— Your task —
Quote every entry word for word.

## start Records provided

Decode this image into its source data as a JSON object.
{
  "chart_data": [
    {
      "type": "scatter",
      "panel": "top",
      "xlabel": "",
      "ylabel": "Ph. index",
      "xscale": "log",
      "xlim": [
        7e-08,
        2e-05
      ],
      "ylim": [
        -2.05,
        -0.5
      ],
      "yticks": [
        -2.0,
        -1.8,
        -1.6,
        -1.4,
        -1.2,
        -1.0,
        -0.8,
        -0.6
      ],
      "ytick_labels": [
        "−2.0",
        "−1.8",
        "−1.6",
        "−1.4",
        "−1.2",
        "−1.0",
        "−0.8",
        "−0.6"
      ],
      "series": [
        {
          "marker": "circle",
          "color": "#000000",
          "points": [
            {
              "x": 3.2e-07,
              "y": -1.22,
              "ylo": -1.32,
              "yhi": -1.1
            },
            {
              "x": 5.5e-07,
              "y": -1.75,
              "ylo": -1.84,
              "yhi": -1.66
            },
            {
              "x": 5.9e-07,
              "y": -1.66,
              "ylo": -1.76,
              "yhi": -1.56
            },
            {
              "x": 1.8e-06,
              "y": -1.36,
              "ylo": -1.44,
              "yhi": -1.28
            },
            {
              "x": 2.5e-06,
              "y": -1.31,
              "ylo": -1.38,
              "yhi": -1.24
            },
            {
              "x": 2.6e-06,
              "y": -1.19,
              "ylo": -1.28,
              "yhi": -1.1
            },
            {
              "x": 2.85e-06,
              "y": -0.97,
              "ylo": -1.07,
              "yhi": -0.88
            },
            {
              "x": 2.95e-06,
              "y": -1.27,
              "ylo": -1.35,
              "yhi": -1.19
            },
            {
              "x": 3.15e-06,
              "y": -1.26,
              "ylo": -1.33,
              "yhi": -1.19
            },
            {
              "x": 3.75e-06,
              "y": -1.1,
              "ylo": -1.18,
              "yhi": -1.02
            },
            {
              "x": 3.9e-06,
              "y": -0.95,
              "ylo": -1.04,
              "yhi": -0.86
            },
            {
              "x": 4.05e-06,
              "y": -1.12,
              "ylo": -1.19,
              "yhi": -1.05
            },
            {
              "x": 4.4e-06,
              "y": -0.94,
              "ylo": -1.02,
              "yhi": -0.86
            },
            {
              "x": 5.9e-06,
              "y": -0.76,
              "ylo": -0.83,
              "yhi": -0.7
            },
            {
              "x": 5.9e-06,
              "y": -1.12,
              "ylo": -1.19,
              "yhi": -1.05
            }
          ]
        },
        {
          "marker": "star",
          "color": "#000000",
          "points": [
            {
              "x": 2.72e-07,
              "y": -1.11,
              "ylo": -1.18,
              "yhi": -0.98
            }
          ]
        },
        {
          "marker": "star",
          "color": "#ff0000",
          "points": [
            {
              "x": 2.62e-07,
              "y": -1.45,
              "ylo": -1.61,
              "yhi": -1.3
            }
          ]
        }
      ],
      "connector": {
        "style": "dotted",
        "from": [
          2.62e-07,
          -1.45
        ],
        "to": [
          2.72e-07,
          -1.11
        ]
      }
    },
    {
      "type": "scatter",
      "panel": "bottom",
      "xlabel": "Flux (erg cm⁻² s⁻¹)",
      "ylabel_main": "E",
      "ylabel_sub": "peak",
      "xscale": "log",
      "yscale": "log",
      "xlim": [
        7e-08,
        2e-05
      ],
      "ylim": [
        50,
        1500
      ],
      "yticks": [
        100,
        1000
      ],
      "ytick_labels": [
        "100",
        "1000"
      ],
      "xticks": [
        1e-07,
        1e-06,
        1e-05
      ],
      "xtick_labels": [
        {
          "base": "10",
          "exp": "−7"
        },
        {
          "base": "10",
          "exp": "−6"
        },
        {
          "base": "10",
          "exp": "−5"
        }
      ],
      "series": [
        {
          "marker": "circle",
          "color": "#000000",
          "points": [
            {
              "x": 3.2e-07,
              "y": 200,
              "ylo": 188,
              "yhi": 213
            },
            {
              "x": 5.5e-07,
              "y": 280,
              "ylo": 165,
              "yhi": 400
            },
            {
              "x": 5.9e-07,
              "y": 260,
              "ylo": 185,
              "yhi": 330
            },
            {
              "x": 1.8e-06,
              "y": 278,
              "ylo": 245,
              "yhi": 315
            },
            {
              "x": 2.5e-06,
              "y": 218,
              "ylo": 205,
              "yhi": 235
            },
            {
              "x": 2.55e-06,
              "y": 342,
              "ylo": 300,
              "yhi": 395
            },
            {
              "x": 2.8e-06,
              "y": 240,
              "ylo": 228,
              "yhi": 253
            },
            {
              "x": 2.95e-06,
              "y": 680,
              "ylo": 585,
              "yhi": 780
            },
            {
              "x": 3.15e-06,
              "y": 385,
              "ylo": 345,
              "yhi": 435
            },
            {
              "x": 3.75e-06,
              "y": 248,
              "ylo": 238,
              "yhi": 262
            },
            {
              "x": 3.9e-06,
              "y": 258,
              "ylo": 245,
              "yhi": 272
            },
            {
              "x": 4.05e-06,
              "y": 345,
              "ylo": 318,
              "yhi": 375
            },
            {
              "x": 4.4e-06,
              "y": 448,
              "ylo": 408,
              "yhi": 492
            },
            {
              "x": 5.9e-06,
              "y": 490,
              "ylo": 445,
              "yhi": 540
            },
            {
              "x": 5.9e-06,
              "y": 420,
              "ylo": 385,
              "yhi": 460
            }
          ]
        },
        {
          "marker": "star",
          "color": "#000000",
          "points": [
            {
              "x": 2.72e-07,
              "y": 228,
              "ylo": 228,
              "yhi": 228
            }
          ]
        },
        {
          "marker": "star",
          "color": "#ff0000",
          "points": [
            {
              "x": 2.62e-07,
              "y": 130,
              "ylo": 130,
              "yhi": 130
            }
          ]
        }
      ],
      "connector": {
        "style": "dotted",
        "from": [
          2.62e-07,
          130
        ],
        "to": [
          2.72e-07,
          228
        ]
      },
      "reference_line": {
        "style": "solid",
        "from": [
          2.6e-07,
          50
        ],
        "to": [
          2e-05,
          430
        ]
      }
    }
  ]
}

## end Records provided

— Written answer —
Decode this image into its source data as a JSON object.
{
  "chart_data": [
    {
      "type": "scatter",
      "panel": "top",
      "xlabel": "",
      "ylabel": "Ph. index",
      "xscale": "log",
      "xlim": [
        7e-08,
        2e-05
      ],
      "ylim": [
        -2.05,
        -0.5
      ],
      "yticks": [
        -2.0,
        -1.8,
        -1.6,
        -1.4,
        -1.2,
        -1.0,
        -0.8,
        -0.6
      ],
      "ytick_labels": [
        "−2.0",
        "−1.8",
        "−1.6",
        "−1.4",
        "−1.2",
        "−1.0",
        "−0.8",
        "−0.6"
      ],
      "series": [
        {
          "marker": "circle",
          "color": "#000000",
          "points": [
            {
              "x": 3.2e-07,
              "y": -1.22,
              "ylo": -1.32,
              "yhi": -1.1
            },
            {
              "x": 5.5e-07,
              "y": -1.75,
              "ylo": -1.84,
              "yhi": -1.66
            },
            {
              "x": 5.9e-07,
              "y": -1.66,
              "ylo": -1.76,
              "yhi": -1.56
            },
            {
              "x": 1.8e-06,
              "y": -1.36,
              "ylo": -1.44,
              "yhi": -1.28
            },
            {
              "x": 2.5e-06,
              "y": -1.31,
              "ylo": -1.38,
              "yhi": -1.24
            },
            {
              "x": 2.6e-06,
              "y": -1.19,
              "ylo": -1.28,
              "yhi": -1.1
            },
            {
              "x": 2.85e-06,
              "y": -0.97,
              "ylo": -1.07,
              "yhi": -0.88
            },
            {
              "x": 2.95e-06,
              "y": -1.27,
              "ylo": -1.35,
              "yhi": -1.19
            },
            {
              "x": 3.15e-06,
              "y": -1.26,
              "ylo": -1.33,
              "yhi": -1.19
            },
            {
              "x": 3.75e-06,
              "y": -1.1,
              "ylo": -1.18,
              "yhi": -1.02
            },
            {
              "x": 3.9e-06,
              "y": -0.95,
              "ylo": -1.04,
              "yhi": -0.86
            },
            {
              "x": 4.05e-06,
              "y": -1.12,
              "ylo": -1.19,
              "yhi": -1.05
            },
            {
              "x": 4.4e-06,
              "y": -0.94,
              "ylo": -1.02,
              "yhi": -0.86
            },
            {
              "x": 5.9e-06,
              "y": -0.76,
              "ylo": -0.83,
              "yhi": -0.7
            },
            {
              "x": 5.9e-06,
              "y": -1.12,
              "ylo": -1.19,
              "yhi": -1.05
            }
          ]
        },
        {
          "marker": "star",
          "color": "#000000",
          "points": [
            {
              "x": 2.72e-07,
              "y": -1.11,
              "ylo": -1.18,
              "yhi": -0.98
            }
          ]
        },
        {
          "marker": "star",
          "color": "#ff0000",
          "points": [
            {
              "x": 2.62e-07,
              "y": -1.45,
              "ylo": -1.61,
              "yhi": -1.3
            }
          ]
        }
      ],
      "connector": {
        "style": "dotted",
        "from": [
          2.62e-07,
          -1.45
        ],
        "to": [
          2.72e-07,
          -1.11
        ]
      }
    },
    {
      "type": "scatter",
      "panel": "bottom",
      "xlabel": "Flux (erg cm⁻² s⁻¹)",
      "ylabel_main": "E",
      "ylabel_sub": "peak",
      "xscale": "log",
      "yscale": "log",
      "xlim": [
        7e-08,
        2e-05
      ],
      "ylim": [
        50,
        1500
      ],
      "yticks": [
        100,
        1000
      ],
      "ytick_labels": [
        "100",
        "1000"
      ],
      "xticks": [
        1e-07,
        1e-06,
        1e-05
      ],
      "xtick_labels": [
        {
          "base": "10",
          "exp": "−7"
        },
        {
          "base": "10",
          "exp": "−6"
        },
        {
          "base": "10",
          "exp": "−5"
        }
      ],
      "series": [
        {
          "marker": "circle",
          "color": "#000000",
          "points": [
            {
              "x": 3.2e-07,
              "y": 200,
              "ylo": 188,
              "yhi": 213
            },
            {
              "x": 5.5e-07,
              "y": 280,
              "ylo": 165,
              "yhi": 400
            },
            {
              "x": 5.9e-07,
              "y": 260,
              "ylo": 185,
              "yhi": 330
            },
            {
              "x": 1.8e-06,
              "y": 278,
              "ylo": 245,
              "yhi": 315
            },
            {
              "x": 2.5e-06,
              "y": 218,
              "ylo": 205,
              "yhi": 235
            },
            {
              "x": 2.55e-06,
              "y": 342,
              "ylo": 300,
              "yhi": 395
            },
            {
              "x": 2.8e-06,
              "y": 240,
              "ylo": 228,
              "yhi": 253
            },
            {
              "x": 2.95e-06,
              "y": 680,
              "ylo": 585,
              "yhi": 780
            },
            {
              "x": 3.15e-06,
              "y": 385,
              "ylo": 345,
              "yhi": 435
            },
            {
              "x": 3.75e-06,
              "y": 248,
              "ylo": 238,
              "yhi": 262
            },
            {
              "x": 3.9e-06,
              "y": 258,
              "ylo": 245,
              "yhi": 272
            },
            {
              "x": 4.05e-06,
              "y": 345,
              "ylo": 318,
              "yhi": 375
            },
            {
              "x": 4.4e-06,
              "y": 448,
              "ylo": 408,
              "yhi": 492
            },
            {
              "x": 5.9e-06,
              "y": 490,
              "ylo": 445,
              "yhi": 540
            },
            {
              "x": 5.9e-06,
              "y": 420,
              "ylo": 385,
              "yhi": 460
            }
          ]
        },
        {
          "marker": "star",
          "color": "#000000",
          "points": [
            {
              "x": 2.72e-07,
              "y": 228,
              "ylo": 228,
              "yhi": 228
            }
          ]
        },
        {
          "marker": "star",
          "color": "#ff0000",
          "points": [
            {
              "x": 2.62e-07,
              "y": 130,
              "ylo": 130,
              "yhi": 130
            }
          ]
        }
      ],
      "connector": {
        "style": "dotted",
        "from": [
          2.62e-07,
          130
        ],
        "to": [
          2.72e-07,
          228
        ]
      },
      "reference_line": {
        "style": "solid",
        "from": [
          2.6e-07,
          50
        ],
        "to": [
          2e-05,
          430
        ]
      }
    }
  ]
}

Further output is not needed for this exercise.